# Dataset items
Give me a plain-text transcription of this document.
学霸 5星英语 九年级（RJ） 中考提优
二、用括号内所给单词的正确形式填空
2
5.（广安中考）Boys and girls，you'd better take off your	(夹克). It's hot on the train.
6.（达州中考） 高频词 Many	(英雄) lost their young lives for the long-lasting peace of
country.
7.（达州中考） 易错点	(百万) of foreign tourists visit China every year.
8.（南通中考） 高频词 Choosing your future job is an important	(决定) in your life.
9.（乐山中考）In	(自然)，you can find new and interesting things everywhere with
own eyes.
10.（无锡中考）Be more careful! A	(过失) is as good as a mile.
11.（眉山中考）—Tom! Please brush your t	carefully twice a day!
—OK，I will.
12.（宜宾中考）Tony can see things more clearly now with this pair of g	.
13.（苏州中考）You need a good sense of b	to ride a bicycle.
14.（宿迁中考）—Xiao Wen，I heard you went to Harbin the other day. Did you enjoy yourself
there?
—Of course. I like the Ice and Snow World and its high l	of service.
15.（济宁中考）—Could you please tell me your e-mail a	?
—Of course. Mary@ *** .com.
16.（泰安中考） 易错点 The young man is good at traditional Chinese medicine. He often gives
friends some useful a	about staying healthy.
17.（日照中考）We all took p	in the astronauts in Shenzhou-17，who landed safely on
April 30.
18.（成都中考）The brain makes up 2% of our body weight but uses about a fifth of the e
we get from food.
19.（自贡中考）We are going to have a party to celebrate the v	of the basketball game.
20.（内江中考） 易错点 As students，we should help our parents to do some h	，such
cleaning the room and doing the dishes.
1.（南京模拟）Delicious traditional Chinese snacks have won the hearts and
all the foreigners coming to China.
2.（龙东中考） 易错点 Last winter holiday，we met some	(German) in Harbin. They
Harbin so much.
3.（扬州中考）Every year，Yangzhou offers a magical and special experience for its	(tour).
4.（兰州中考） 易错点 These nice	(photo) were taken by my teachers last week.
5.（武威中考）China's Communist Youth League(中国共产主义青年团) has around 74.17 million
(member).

# Written instruction
Write the whole listing out again. Keep every line exactly as it is.

# Task solution
Give me a plain-text transcription of this document.
学霸 5星英语 九年级（RJ） 中考提优
二、用括号内所给单词的正确形式填空
2
5.（广安中考）Boys and girls，you'd better take off your	(夹克). It's hot on the train.
6.（达州中考） 高频词 Many	(英雄) lost their young lives for the long-lasting peace of
country.
7.（达州中考） 易错点	(百万) of foreign tourists visit China every year.
8.（南通中考） 高频词 Choosing your future job is an important	(决定) in your life.
9.（乐山中考）In	(自然)，you can find new and interesting things everywhere with
own eyes.
10.（无锡中考）Be more careful! A	(过失) is as good as a mile.
11.（眉山中考）—Tom! Please brush your t	carefully twice a day!
—OK，I will.
12.（宜宾中考）Tony can see things more clearly now with this pair of g	.
13.（苏州中考）You need a good sense of b	to ride a bicycle.
14.（宿迁中考）—Xiao Wen，I heard you went to Harbin the other day. Did you enjoy yourself
there?
—Of course. I like the Ice and Snow World and its high l	of service.
15.（济宁中考）—Could you please tell me your e-mail a	?
—Of course. Mary@ *** .com.
16.（泰安中考） 易错点 The young man is good at traditional Chinese medicine. He often gives
friends some useful a	about staying healthy.
17.（日照中考）We all took p	in the astronauts in Shenzhou-17，who landed safely on
April 30.
18.（成都中考）The brain makes up 2% of our body weight but uses about a fifth of the e
we get from food.
19.（自贡中考）We are going to have a party to celebrate the v	of the basketball game.
20.（内江中考） 易错点 As students，we should help our parents to do some h	，such
cleaning the room and doing the dishes.
1.（南京模拟）Delicious traditional Chinese snacks have won the hearts and
all the foreigners coming to China.
2.（龙东中考） 易错点 Last winter holiday，we met some	(German) in Harbin. They
Harbin so much.
3.（扬州中考）Every year，Yangzhou offers a magical and special experience for its	(tour).
4.（兰州中考） 易错点 These nice	(photo) were taken by my teachers last week.
5.（武威中考）China's Communist Youth League(中国共产主义青年团) has around 74.17 million
(member).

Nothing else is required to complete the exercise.